**Task instructions:** Copy out the listing that follows exactly, dropping every picture.

**Provided records:**
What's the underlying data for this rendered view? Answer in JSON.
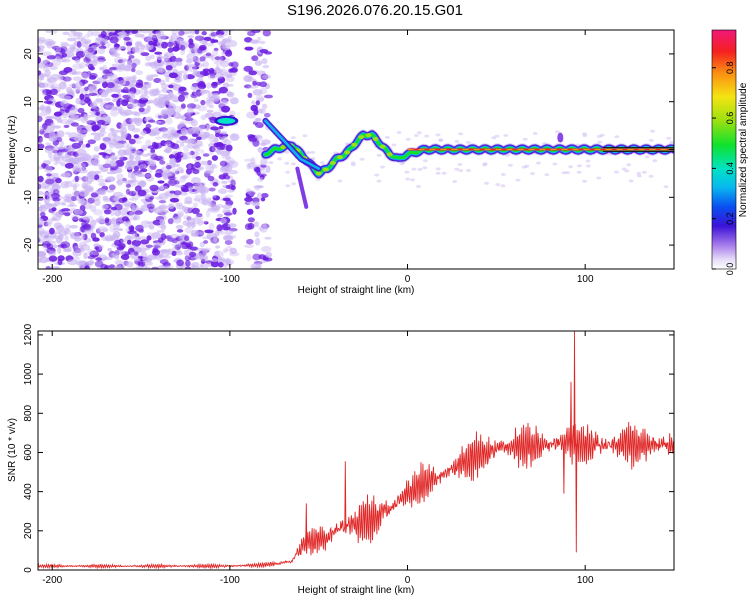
{
  "title": "S196.2026.076.20.15.G01",
  "colors": {
    "signal_line": "#e02828",
    "axis": "#000000",
    "scatter_primary": "#6a1be0",
    "scatter_light": "#c9b3f2",
    "signal_zero_line": "#111111"
  },
  "chart_data": [
    {
      "type": "heatmap",
      "name": "spectrogram",
      "xlabel": "Height of straight line (km)",
      "ylabel": "Frequency (Hz)",
      "xlim": [
        -208,
        150
      ],
      "ylim": [
        -25,
        25
      ],
      "xticks": [
        -200,
        -100,
        0,
        100
      ],
      "xtick_labels": [
        "-200",
        "-100",
        "0",
        "100"
      ],
      "yticks": [
        -20,
        -10,
        0,
        10,
        20
      ],
      "ytick_labels": [
        "-20",
        "-10",
        "0",
        "10",
        "20"
      ],
      "noise_region_x": [
        -208,
        -78
      ],
      "signal_track": {
        "x": [
          -80,
          -75,
          -70,
          -65,
          -60,
          -55,
          -50,
          -45,
          -40,
          -35,
          -30,
          -25,
          -20,
          -15,
          -10,
          -5,
          0,
          10,
          20,
          40,
          60,
          80,
          100,
          150
        ],
        "freq": [
          -1,
          0,
          0.5,
          1,
          -1,
          -3,
          -5,
          -4,
          -2,
          -1,
          1,
          3,
          3,
          1,
          -1,
          -2,
          -1,
          0,
          0,
          0,
          0,
          0,
          0,
          0
        ]
      },
      "upper_track": {
        "x": [
          -80,
          -75,
          -70,
          -65,
          -60,
          -55,
          -50
        ],
        "freq": [
          6,
          4,
          2,
          0,
          -2,
          -3,
          -4
        ]
      },
      "blob_100": {
        "x": -102,
        "freq": 6
      },
      "colorbar": {
        "label": "Normalized spectral amplitude",
        "range": [
          0,
          0.95
        ],
        "ticks": [
          0.0,
          0.2,
          0.4,
          0.6,
          0.8
        ],
        "tick_labels": [
          "0.0",
          "0.2",
          "0.4",
          "0.6",
          "0.8"
        ]
      }
    },
    {
      "type": "line",
      "name": "snr",
      "xlabel": "Height of straight line (km)",
      "ylabel": "SNR (10 * v/v)",
      "xlim": [
        -208,
        150
      ],
      "ylim": [
        0,
        1220
      ],
      "xticks": [
        -200,
        -100,
        0,
        100
      ],
      "xtick_labels": [
        "-200",
        "-100",
        "0",
        "100"
      ],
      "yticks": [
        0,
        200,
        400,
        600,
        800,
        1000,
        1200
      ],
      "ytick_labels": [
        "0",
        "200",
        "400",
        "600",
        "800",
        "1000",
        "1200"
      ],
      "envelope": {
        "x": [
          -208,
          -100,
          -85,
          -75,
          -65,
          -60,
          -55,
          -45,
          -40,
          -30,
          -20,
          -10,
          0,
          10,
          20,
          30,
          40,
          50,
          60,
          70,
          80,
          90,
          100,
          110,
          120,
          130,
          140,
          150
        ],
        "mean": [
          20,
          20,
          25,
          30,
          45,
          120,
          150,
          160,
          210,
          240,
          260,
          320,
          390,
          440,
          490,
          540,
          590,
          620,
          630,
          630,
          640,
          650,
          640,
          640,
          640,
          640,
          640,
          640
        ],
        "amp": [
          8,
          10,
          10,
          15,
          20,
          80,
          70,
          80,
          110,
          110,
          110,
          110,
          100,
          100,
          100,
          110,
          110,
          110,
          110,
          110,
          110,
          110,
          110,
          110,
          110,
          110,
          110,
          110
        ]
      },
      "spikes": [
        {
          "x": -57,
          "y": 340
        },
        {
          "x": -35,
          "y": 555
        },
        {
          "x": 92,
          "y": 960
        },
        {
          "x": 94,
          "y": 1220
        },
        {
          "x": 95,
          "y": 90
        },
        {
          "x": 88,
          "y": 390
        }
      ]
    }
  ]
}
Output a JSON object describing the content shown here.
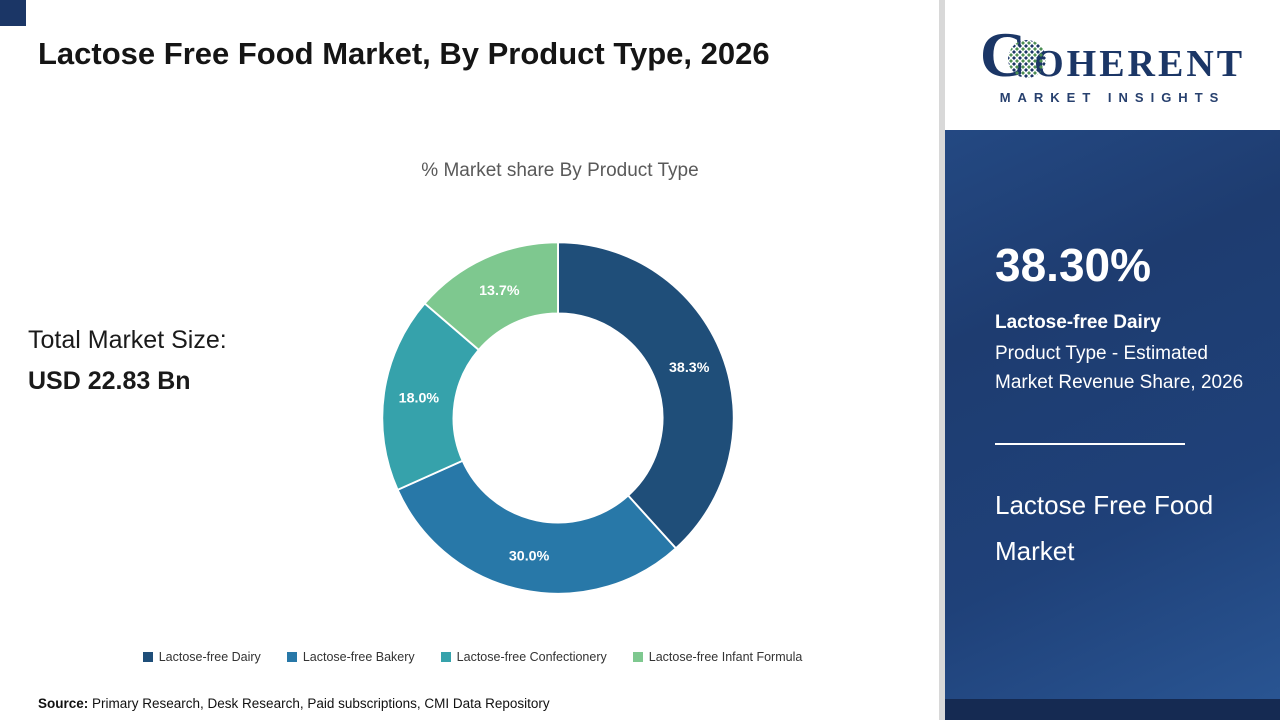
{
  "header": {
    "title": "Lactose Free Food Market, By Product Type, 2026"
  },
  "chart_data": {
    "type": "pie",
    "donut": true,
    "title": "% Market share By Product Type",
    "categories": [
      "Lactose-free Dairy",
      "Lactose-free Bakery",
      "Lactose-free Confectionery",
      "Lactose-free Infant Formula"
    ],
    "values": [
      38.3,
      30.0,
      18.0,
      13.7
    ],
    "labels": [
      "38.3%",
      "30.0%",
      "18.0%",
      "13.7%"
    ],
    "colors": [
      "#1f4e79",
      "#2878a8",
      "#36a2ab",
      "#7ec88f"
    ],
    "legend_position": "bottom",
    "start_angle_deg": 0,
    "direction": "clockwise"
  },
  "market": {
    "total_label": "Total Market Size:",
    "total_value": "USD 22.83 Bn"
  },
  "source": {
    "label": "Source:",
    "text": " Primary Research, Desk Research, Paid subscriptions, CMI Data Repository"
  },
  "sidebar": {
    "stat_value": "38.30%",
    "stat_title": "Lactose-free Dairy",
    "stat_desc": "Product Type - Estimated Market Revenue Share, 2026",
    "market_name": "Lactose Free Food Market"
  },
  "logo": {
    "brand_c": "C",
    "brand_rest": "OHERENT",
    "tagline": "MARKET INSIGHTS"
  }
}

**Response:**
What's the underlying data for this rendered view? Answer in JSON.
{
  "title": "S196.2026.076.20.15.G01",
  "colors": {
    "signal_line": "#e02828",
    "axis": "#000000",
    "scatter_primary": "#6a1be0",
    "scatter_light": "#c9b3f2",
    "signal_zero_line": "#111111"
  },
  "chart_data": [
    {
      "type": "heatmap",
      "name": "spectrogram",
      "xlabel": "Height of straight line (km)",
      "ylabel": "Frequency (Hz)",
      "xlim": [
        -208,
        150
      ],
      "ylim": [
        -25,
        25
      ],
      "xticks": [
        -200,
        -100,
        0,
        100
      ],
      "xtick_labels": [
        "-200",
        "-100",
        "0",
        "100"
      ],
      "yticks": [
        -20,
        -10,
        0,
        10,
        20
      ],
      "ytick_labels": [
        "-20",
        "-10",
        "0",
        "10",
        "20"
      ],
      "noise_region_x": [
        -208,
        -78
      ],
      "signal_track": {
        "x": [
          -80,
          -75,
          -70,
          -65,
          -60,
          -55,
          -50,
          -45,
          -40,
          -35,
          -30,
          -25,
          -20,
          -15,
          -10,
          -5,
          0,
          10,
          20,
          40,
          60,
          80,
          100,
          150
        ],
        "freq": [
          -1,
          0,
          0.5,
          1,
          -1,
          -3,
          -5,
          -4,
          -2,
          -1,
          1,
          3,
          3,
          1,
          -1,
          -2,
          -1,
          0,
          0,
          0,
          0,
          0,
          0,
          0
        ]
      },
      "upper_track": {
        "x": [
          -80,
          -75,
          -70,
          -65,
          -60,
          -55,
          -50
        ],
        "freq": [
          6,
          4,
          2,
          0,
          -2,
          -3,
          -4
        ]
      },
      "blob_100": {
        "x": -102,
        "freq": 6
      },
      "colorbar": {
        "label": "Normalized spectral amplitude",
        "range": [
          0,
          0.95
        ],
        "ticks": [
          0.0,
          0.2,
          0.4,
          0.6,
          0.8
        ],
        "tick_labels": [
          "0.0",
          "0.2",
          "0.4",
          "0.6",
          "0.8"
        ]
      }
    },
    {
      "type": "line",
      "name": "snr",
      "xlabel": "Height of straight line (km)",
      "ylabel": "SNR (10 * v/v)",
      "xlim": [
        -208,
        150
      ],
      "ylim": [
        0,
        1220
      ],
      "xticks": [
        -200,
        -100,
        0,
        100
      ],
      "xtick_labels": [
        "-200",
        "-100",
        "0",
        "100"
      ],
      "yticks": [
        0,
        200,
        400,
        600,
        800,
        1000,
        1200
      ],
      "ytick_labels": [
        "0",
        "200",
        "400",
        "600",
        "800",
        "1000",
        "1200"
      ],
      "envelope": {
        "x": [
          -208,
          -100,
          -85,
          -75,
          -65,
          -60,
          -55,
          -45,
          -40,
          -30,
          -20,
          -10,
          0,
          10,
          20,
          30,
          40,
          50,
          60,
          70,
          80,
          90,
          100,
          110,
          120,
          130,
          140,
          150
        ],
        "mean": [
          20,
          20,
          25,
          30,
          45,
          120,
          150,
          160,
          210,
          240,
          260,
          320,
          390,
          440,
          490,
          540,
          590,
          620,
          630,
          630,
          640,
          650,
          640,
          640,
          640,
          640,
          640,
          640
        ],
        "amp": [
          8,
          10,
          10,
          15,
          20,
          80,
          70,
          80,
          110,
          110,
          110,
          110,
          100,
          100,
          100,
          110,
          110,
          110,
          110,
          110,
          110,
          110,
          110,
          110,
          110,
          110,
          110,
          110
        ]
      },
      "spikes": [
        {
          "x": -57,
          "y": 340
        },
        {
          "x": -35,
          "y": 555
        },
        {
          "x": 92,
          "y": 960
        },
        {
          "x": 94,
          "y": 1220
        },
        {
          "x": 95,
          "y": 90
        },
        {
          "x": 88,
          "y": 390
        }
      ]
    }
  ]
}
Output a JSON object describing the content shown here.
{
  "header": {
    "title": "Lactose Free Food Market, By Product Type, 2026"
  },
  "chart_data": {
    "type": "pie",
    "donut": true,
    "title": "% Market share By Product Type",
    "categories": [
      "Lactose-free Dairy",
      "Lactose-free Bakery",
      "Lactose-free Confectionery",
      "Lactose-free Infant Formula"
    ],
    "values": [
      38.3,
      30.0,
      18.0,
      13.7
    ],
    "labels": [
      "38.3%",
      "30.0%",
      "18.0%",
      "13.7%"
    ],
    "colors": [
      "#1f4e79",
      "#2878a8",
      "#36a2ab",
      "#7ec88f"
    ],
    "legend_position": "bottom",
    "start_angle_deg": 0,
    "direction": "clockwise"
  },
  "market": {
    "total_label": "Total Market Size:",
    "total_value": "USD 22.83 Bn"
  },
  "source": {
    "label": "Source:",
    "text": " Primary Research, Desk Research, Paid subscriptions, CMI Data Repository"
  },
  "sidebar": {
    "stat_value": "38.30%",
    "stat_title": "Lactose-free Dairy",
    "stat_desc": "Product Type - Estimated Market Revenue Share, 2026",
    "market_name": "Lactose Free Food Market"
  },
  "logo": {
    "brand_c": "C",
    "brand_rest": "OHERENT",
    "tagline": "MARKET INSIGHTS"
  }
}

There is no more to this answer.